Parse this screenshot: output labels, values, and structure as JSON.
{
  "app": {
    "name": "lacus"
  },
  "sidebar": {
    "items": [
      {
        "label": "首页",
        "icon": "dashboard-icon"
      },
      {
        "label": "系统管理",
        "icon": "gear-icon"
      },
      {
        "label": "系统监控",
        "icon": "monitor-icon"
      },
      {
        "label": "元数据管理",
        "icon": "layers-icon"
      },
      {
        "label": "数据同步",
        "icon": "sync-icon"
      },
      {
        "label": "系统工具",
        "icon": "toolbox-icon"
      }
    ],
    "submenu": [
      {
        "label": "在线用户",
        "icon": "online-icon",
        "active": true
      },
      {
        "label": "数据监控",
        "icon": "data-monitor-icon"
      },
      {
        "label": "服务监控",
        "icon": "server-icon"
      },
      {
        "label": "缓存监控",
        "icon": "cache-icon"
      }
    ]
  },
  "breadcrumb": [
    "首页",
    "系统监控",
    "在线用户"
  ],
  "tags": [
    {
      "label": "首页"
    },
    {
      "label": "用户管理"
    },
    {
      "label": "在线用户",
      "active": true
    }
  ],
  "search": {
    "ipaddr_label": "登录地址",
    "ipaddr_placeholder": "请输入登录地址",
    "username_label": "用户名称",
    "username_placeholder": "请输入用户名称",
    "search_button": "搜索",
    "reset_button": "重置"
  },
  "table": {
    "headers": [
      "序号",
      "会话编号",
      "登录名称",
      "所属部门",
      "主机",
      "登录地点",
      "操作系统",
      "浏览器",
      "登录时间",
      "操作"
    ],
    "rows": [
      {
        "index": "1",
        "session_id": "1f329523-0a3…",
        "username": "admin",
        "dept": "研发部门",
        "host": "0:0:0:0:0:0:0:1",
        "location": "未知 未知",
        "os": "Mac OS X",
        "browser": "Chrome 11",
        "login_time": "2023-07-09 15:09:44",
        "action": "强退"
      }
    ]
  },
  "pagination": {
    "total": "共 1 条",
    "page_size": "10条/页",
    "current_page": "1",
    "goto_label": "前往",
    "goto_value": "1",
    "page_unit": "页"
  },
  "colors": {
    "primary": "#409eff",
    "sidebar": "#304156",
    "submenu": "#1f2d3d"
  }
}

__________________________________________________

Copy out all of the lines above exactly.

Parse this screenshot: output labels, values, and structure as JSON.
{
  "app": {
    "name": "lacus"
  },
  "sidebar": {
    "items": [
      {
        "label": "首页",
        "icon": "dashboard-icon"
      },
      {
        "label": "系统管理",
        "icon": "gear-icon"
      },
      {
        "label": "系统监控",
        "icon": "monitor-icon"
      },
      {
        "label": "元数据管理",
        "icon": "layers-icon"
      },
      {
        "label": "数据同步",
        "icon": "sync-icon"
      },
      {
        "label": "系统工具",
        "icon": "toolbox-icon"
      }
    ],
    "submenu": [
      {
        "label": "在线用户",
        "icon": "online-icon",
        "active": true
      },
      {
        "label": "数据监控",
        "icon": "data-monitor-icon"
      },
      {
        "label": "服务监控",
        "icon": "server-icon"
      },
      {
        "label": "缓存监控",
        "icon": "cache-icon"
      }
    ]
  },
  "breadcrumb": [
    "首页",
    "系统监控",
    "在线用户"
  ],
  "tags": [
    {
      "label": "首页"
    },
    {
      "label": "用户管理"
    },
    {
      "label": "在线用户",
      "active": true
    }
  ],
  "search": {
    "ipaddr_label": "登录地址",
    "ipaddr_placeholder": "请输入登录地址",
    "username_label": "用户名称",
    "username_placeholder": "请输入用户名称",
    "search_button": "搜索",
    "reset_button": "重置"
  },
  "table": {
    "headers": [
      "序号",
      "会话编号",
      "登录名称",
      "所属部门",
      "主机",
      "登录地点",
      "操作系统",
      "浏览器",
      "登录时间",
      "操作"
    ],
    "rows": [
      {
        "index": "1",
        "session_id": "1f329523-0a3…",
        "username": "admin",
        "dept": "研发部门",
        "host": "0:0:0:0:0:0:0:1",
        "location": "未知 未知",
        "os": "Mac OS X",
        "browser": "Chrome 11",
        "login_time": "2023-07-09 15:09:44",
        "action": "强退"
      }
    ]
  },
  "pagination": {
    "total": "共 1 条",
    "page_size": "10条/页",
    "current_page": "1",
    "goto_label": "前往",
    "goto_value": "1",
    "page_unit": "页"
  },
  "colors": {
    "primary": "#409eff",
    "sidebar": "#304156",
    "submenu": "#1f2d3d"
  }
}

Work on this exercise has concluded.